[Figure contents as structured data]
▬▬▬▬▬▬

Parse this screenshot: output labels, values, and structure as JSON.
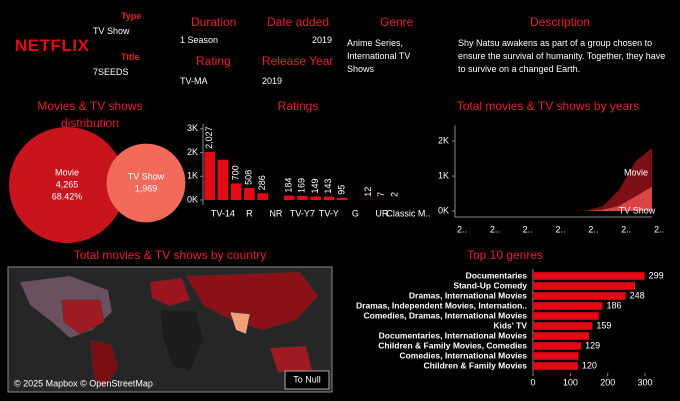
{
  "info": {
    "logo": "NETFLIX",
    "type_label": "Type",
    "type_value": "TV Show",
    "title_label": "Title",
    "title_value": "7SEEDS",
    "duration_label": "Duration",
    "duration_value": "1 Season",
    "date_label": "Date added",
    "date_value": "2019",
    "genre_label": "Genre",
    "genre_value": "Anime Series, International TV Shows",
    "description_label": "Description",
    "description_value": "Shy Natsu awakens as part of a group chosen to ensure the survival of humanity. Together, they have to survive on a changed Earth.",
    "rating_label": "Rating",
    "rating_value": "TV-MA",
    "release_label": "Release Year",
    "release_value": "2019"
  },
  "chart_data": [
    {
      "type": "bubble",
      "title": "Movies & TV shows distribution",
      "categories": [
        "Movie",
        "TV Show"
      ],
      "values": [
        4265,
        1969
      ],
      "value_labels": [
        "4,265",
        "1,969"
      ],
      "shares": [
        68.42,
        null
      ],
      "share_labels": [
        "68.42%",
        null
      ],
      "colors": [
        "#c8141d",
        "#f26a5a"
      ]
    },
    {
      "type": "bar",
      "title": "Ratings",
      "color": "#e50914",
      "categories": [
        null,
        "TV-14",
        null,
        "R",
        null,
        "NR",
        null,
        "TV-Y7",
        null,
        "TV-Y",
        null,
        "G",
        null,
        "UR",
        null,
        "Classic M.."
      ],
      "values": [
        2027,
        1698,
        700,
        508,
        286,
        null,
        184,
        169,
        149,
        143,
        95,
        null,
        12,
        7,
        2,
        null
      ],
      "value_labels": [
        "2,027",
        null,
        "700",
        "508",
        "286",
        null,
        "184",
        "169",
        "149",
        "143",
        "95",
        null,
        "12",
        "7",
        "2",
        null
      ],
      "ylim": [
        0,
        3200
      ],
      "yticks": [
        {
          "value": 0,
          "label": "0K"
        },
        {
          "value": 1000,
          "label": "1K"
        },
        {
          "value": 2000,
          "label": "2K"
        },
        {
          "value": 3000,
          "label": "3K"
        }
      ]
    },
    {
      "type": "area",
      "title": "Total movies & TV shows by years",
      "stacked": true,
      "categories": [
        "2..",
        null,
        "2..",
        null,
        "2..",
        null,
        "2..",
        null,
        "2..",
        null,
        "2..",
        null,
        "2.."
      ],
      "series": [
        {
          "name": "Movie",
          "color": "#7d0f16",
          "values": [
            0,
            0,
            0,
            0,
            0,
            0,
            0,
            0,
            10,
            100,
            450,
            1000,
            1100
          ]
        },
        {
          "name": "TV Show",
          "color": "#d94545",
          "values": [
            0,
            0,
            0,
            0,
            0,
            0,
            0,
            0,
            5,
            40,
            150,
            420,
            700
          ]
        }
      ],
      "ylim": [
        0,
        2300
      ],
      "yticks": [
        {
          "value": 0,
          "label": "0K"
        },
        {
          "value": 1000,
          "label": "1K"
        },
        {
          "value": 2000,
          "label": "2K"
        }
      ]
    },
    {
      "type": "map",
      "title": "Total movies & TV shows by country",
      "attribution": "© 2025 Mapbox © OpenStreetMap",
      "button": "To Null"
    },
    {
      "type": "hbar",
      "title": "Top 10 genres",
      "color": "#e50914",
      "categories": [
        "Documentaries",
        "Stand-Up Comedy",
        "Dramas, International Movies",
        "Dramas, Independent Movies, Internation..",
        "Comedies, Dramas, International Movies",
        "Kids' TV",
        "Documentaries, International Movies",
        "Children & Family Movies, Comedies",
        "Comedies, International Movies",
        "Children & Family Movies"
      ],
      "values": [
        299,
        273,
        248,
        186,
        176,
        159,
        150,
        129,
        122,
        120
      ],
      "value_labels": [
        "299",
        null,
        "248",
        "186",
        null,
        "159",
        null,
        "129",
        null,
        "120"
      ],
      "xlim": [
        0,
        340
      ],
      "xticks": [
        0,
        100,
        200,
        300
      ]
    }
  ]
}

▬▬▬▬▬▬

WHAT THIS TASK INVOLVES: Drop the pictures and reproduce the rest of the entries above exactly.

TASK OUTPUT:
Parse this screenshot: output labels, values, and structure as JSON.
{
  "info": {
    "logo": "NETFLIX",
    "type_label": "Type",
    "type_value": "TV Show",
    "title_label": "Title",
    "title_value": "7SEEDS",
    "duration_label": "Duration",
    "duration_value": "1 Season",
    "date_label": "Date added",
    "date_value": "2019",
    "genre_label": "Genre",
    "genre_value": "Anime Series, International TV Shows",
    "description_label": "Description",
    "description_value": "Shy Natsu awakens as part of a group chosen to ensure the survival of humanity. Together, they have to survive on a changed Earth.",
    "rating_label": "Rating",
    "rating_value": "TV-MA",
    "release_label": "Release Year",
    "release_value": "2019"
  },
  "chart_data": [
    {
      "type": "bubble",
      "title": "Movies & TV shows distribution",
      "categories": [
        "Movie",
        "TV Show"
      ],
      "values": [
        4265,
        1969
      ],
      "value_labels": [
        "4,265",
        "1,969"
      ],
      "shares": [
        68.42,
        null
      ],
      "share_labels": [
        "68.42%",
        null
      ],
      "colors": [
        "#c8141d",
        "#f26a5a"
      ]
    },
    {
      "type": "bar",
      "title": "Ratings",
      "color": "#e50914",
      "categories": [
        null,
        "TV-14",
        null,
        "R",
        null,
        "NR",
        null,
        "TV-Y7",
        null,
        "TV-Y",
        null,
        "G",
        null,
        "UR",
        null,
        "Classic M.."
      ],
      "values": [
        2027,
        1698,
        700,
        508,
        286,
        null,
        184,
        169,
        149,
        143,
        95,
        null,
        12,
        7,
        2,
        null
      ],
      "value_labels": [
        "2,027",
        null,
        "700",
        "508",
        "286",
        null,
        "184",
        "169",
        "149",
        "143",
        "95",
        null,
        "12",
        "7",
        "2",
        null
      ],
      "ylim": [
        0,
        3200
      ],
      "yticks": [
        {
          "value": 0,
          "label": "0K"
        },
        {
          "value": 1000,
          "label": "1K"
        },
        {
          "value": 2000,
          "label": "2K"
        },
        {
          "value": 3000,
          "label": "3K"
        }
      ]
    },
    {
      "type": "area",
      "title": "Total movies & TV shows by years",
      "stacked": true,
      "categories": [
        "2..",
        null,
        "2..",
        null,
        "2..",
        null,
        "2..",
        null,
        "2..",
        null,
        "2..",
        null,
        "2.."
      ],
      "series": [
        {
          "name": "Movie",
          "color": "#7d0f16",
          "values": [
            0,
            0,
            0,
            0,
            0,
            0,
            0,
            0,
            10,
            100,
            450,
            1000,
            1100
          ]
        },
        {
          "name": "TV Show",
          "color": "#d94545",
          "values": [
            0,
            0,
            0,
            0,
            0,
            0,
            0,
            0,
            5,
            40,
            150,
            420,
            700
          ]
        }
      ],
      "ylim": [
        0,
        2300
      ],
      "yticks": [
        {
          "value": 0,
          "label": "0K"
        },
        {
          "value": 1000,
          "label": "1K"
        },
        {
          "value": 2000,
          "label": "2K"
        }
      ]
    },
    {
      "type": "map",
      "title": "Total movies & TV shows by country",
      "attribution": "© 2025 Mapbox © OpenStreetMap",
      "button": "To Null"
    },
    {
      "type": "hbar",
      "title": "Top 10 genres",
      "color": "#e50914",
      "categories": [
        "Documentaries",
        "Stand-Up Comedy",
        "Dramas, International Movies",
        "Dramas, Independent Movies, Internation..",
        "Comedies, Dramas, International Movies",
        "Kids' TV",
        "Documentaries, International Movies",
        "Children & Family Movies, Comedies",
        "Comedies, International Movies",
        "Children & Family Movies"
      ],
      "values": [
        299,
        273,
        248,
        186,
        176,
        159,
        150,
        129,
        122,
        120
      ],
      "value_labels": [
        "299",
        null,
        "248",
        "186",
        null,
        "159",
        null,
        "129",
        null,
        "120"
      ],
      "xlim": [
        0,
        340
      ],
      "xticks": [
        0,
        100,
        200,
        300
      ]
    }
  ]
}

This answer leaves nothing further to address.